• **AIM**
Find all lines in the records that include the word "Mediantid", and copy them out.

• **Figure data in JSON**
--
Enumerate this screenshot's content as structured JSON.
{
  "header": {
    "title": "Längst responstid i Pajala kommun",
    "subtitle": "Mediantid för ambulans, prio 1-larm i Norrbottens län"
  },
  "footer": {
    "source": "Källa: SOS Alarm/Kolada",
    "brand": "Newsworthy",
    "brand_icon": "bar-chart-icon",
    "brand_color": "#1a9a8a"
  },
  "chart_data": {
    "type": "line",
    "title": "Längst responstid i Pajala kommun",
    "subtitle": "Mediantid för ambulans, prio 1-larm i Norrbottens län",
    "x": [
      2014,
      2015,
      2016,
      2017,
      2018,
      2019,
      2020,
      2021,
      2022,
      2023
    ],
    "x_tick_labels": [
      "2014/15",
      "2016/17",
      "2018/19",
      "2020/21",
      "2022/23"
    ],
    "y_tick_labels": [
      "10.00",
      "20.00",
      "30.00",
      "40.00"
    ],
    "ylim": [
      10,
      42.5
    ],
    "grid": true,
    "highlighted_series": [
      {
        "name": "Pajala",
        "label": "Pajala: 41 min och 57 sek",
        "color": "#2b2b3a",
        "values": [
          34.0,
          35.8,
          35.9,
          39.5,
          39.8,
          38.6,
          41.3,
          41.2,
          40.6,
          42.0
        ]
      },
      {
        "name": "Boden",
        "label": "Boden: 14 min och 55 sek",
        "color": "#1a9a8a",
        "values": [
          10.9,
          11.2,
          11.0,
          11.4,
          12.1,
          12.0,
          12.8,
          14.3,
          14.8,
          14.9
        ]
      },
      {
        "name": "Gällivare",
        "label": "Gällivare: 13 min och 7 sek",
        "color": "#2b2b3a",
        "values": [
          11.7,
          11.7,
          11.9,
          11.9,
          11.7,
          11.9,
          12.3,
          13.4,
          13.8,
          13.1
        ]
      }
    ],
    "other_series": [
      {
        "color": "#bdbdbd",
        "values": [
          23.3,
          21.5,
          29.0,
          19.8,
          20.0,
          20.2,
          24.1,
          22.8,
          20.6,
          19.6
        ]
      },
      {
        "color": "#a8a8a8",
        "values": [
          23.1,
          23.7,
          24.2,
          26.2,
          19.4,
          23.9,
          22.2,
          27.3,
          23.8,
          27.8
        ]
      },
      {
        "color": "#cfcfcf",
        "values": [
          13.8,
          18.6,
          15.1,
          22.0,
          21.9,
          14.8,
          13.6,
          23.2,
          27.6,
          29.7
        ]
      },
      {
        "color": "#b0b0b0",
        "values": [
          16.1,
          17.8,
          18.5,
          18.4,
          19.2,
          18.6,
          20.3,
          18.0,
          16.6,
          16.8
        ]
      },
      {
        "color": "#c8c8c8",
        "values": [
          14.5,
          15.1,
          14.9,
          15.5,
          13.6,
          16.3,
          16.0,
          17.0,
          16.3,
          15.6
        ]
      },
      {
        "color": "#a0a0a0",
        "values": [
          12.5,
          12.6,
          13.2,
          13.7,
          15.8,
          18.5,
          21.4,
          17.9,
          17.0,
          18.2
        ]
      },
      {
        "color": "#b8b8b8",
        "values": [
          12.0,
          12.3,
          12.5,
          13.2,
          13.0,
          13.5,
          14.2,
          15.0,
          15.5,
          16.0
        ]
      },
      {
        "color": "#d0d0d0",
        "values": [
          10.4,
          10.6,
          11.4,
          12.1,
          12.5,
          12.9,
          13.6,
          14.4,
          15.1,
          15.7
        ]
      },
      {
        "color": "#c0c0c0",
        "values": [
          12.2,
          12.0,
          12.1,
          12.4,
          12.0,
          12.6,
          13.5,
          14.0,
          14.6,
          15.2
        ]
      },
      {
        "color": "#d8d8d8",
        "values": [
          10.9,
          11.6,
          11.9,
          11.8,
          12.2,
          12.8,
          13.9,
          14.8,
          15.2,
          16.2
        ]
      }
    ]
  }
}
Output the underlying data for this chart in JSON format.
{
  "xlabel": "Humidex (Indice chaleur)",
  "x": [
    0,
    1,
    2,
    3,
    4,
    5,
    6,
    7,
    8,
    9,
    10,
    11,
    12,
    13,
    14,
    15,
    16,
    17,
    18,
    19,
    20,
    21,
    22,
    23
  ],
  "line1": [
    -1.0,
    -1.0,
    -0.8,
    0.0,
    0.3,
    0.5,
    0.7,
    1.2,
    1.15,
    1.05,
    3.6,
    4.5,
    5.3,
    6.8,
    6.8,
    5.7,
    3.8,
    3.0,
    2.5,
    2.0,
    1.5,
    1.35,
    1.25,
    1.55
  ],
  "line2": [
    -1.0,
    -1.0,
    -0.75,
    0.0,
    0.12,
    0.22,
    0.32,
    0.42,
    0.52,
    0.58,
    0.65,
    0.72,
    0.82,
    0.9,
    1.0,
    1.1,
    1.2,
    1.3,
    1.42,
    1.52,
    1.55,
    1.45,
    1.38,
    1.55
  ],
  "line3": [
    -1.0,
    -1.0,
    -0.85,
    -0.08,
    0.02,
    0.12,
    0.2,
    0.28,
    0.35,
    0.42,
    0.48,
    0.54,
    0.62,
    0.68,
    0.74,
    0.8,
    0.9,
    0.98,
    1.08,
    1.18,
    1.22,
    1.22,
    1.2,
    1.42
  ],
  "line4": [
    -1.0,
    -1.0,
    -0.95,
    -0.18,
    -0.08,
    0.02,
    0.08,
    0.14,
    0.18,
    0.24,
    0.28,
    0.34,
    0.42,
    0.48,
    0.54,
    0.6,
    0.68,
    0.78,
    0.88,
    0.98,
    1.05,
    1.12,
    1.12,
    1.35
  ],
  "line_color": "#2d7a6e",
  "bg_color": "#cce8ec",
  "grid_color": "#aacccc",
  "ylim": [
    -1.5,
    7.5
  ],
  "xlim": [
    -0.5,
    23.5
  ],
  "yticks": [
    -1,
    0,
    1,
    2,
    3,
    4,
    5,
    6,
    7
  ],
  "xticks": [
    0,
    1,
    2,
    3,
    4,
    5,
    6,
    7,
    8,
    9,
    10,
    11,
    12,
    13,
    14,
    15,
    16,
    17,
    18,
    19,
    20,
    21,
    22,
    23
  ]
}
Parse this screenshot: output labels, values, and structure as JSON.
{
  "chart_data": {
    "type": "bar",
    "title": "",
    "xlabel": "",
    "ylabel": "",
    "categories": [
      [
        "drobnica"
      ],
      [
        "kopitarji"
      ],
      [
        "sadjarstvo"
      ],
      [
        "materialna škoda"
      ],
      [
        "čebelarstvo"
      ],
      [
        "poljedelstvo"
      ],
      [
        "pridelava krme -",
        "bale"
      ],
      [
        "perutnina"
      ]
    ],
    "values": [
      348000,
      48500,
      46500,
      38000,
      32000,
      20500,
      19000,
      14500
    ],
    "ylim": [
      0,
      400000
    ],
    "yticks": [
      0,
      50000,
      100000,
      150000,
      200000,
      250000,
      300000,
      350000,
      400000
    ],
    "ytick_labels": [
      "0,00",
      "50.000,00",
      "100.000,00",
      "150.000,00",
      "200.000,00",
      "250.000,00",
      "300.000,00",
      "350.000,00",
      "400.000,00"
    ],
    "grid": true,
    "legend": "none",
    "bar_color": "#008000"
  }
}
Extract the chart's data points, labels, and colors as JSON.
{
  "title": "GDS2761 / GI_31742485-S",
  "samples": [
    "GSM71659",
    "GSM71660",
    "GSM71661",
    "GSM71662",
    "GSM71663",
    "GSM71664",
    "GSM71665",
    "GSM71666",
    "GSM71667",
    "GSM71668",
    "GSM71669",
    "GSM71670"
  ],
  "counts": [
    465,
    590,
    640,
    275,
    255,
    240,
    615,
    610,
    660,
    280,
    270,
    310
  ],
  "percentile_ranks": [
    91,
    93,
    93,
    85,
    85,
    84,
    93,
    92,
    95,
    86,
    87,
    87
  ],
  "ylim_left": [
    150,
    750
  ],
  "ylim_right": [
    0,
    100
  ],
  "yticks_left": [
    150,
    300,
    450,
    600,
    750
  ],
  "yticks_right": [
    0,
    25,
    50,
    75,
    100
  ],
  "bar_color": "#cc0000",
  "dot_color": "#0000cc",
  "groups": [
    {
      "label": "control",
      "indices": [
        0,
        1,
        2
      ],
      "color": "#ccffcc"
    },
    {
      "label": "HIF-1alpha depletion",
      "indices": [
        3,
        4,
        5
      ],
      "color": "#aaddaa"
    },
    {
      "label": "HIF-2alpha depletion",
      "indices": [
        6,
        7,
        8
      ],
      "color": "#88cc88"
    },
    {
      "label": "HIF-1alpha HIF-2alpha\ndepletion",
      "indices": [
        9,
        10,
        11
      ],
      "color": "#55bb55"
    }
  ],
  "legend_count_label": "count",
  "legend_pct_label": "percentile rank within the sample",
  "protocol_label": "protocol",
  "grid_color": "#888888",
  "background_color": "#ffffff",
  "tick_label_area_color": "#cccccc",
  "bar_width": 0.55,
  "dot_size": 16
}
--
• **IN RESPONSE**
    "subtitle": "Mediantid för ambulans, prio 1-larm i Norrbottens län"
    "subtitle": "Mediantid för ambulans, prio 1-larm i Norrbottens län",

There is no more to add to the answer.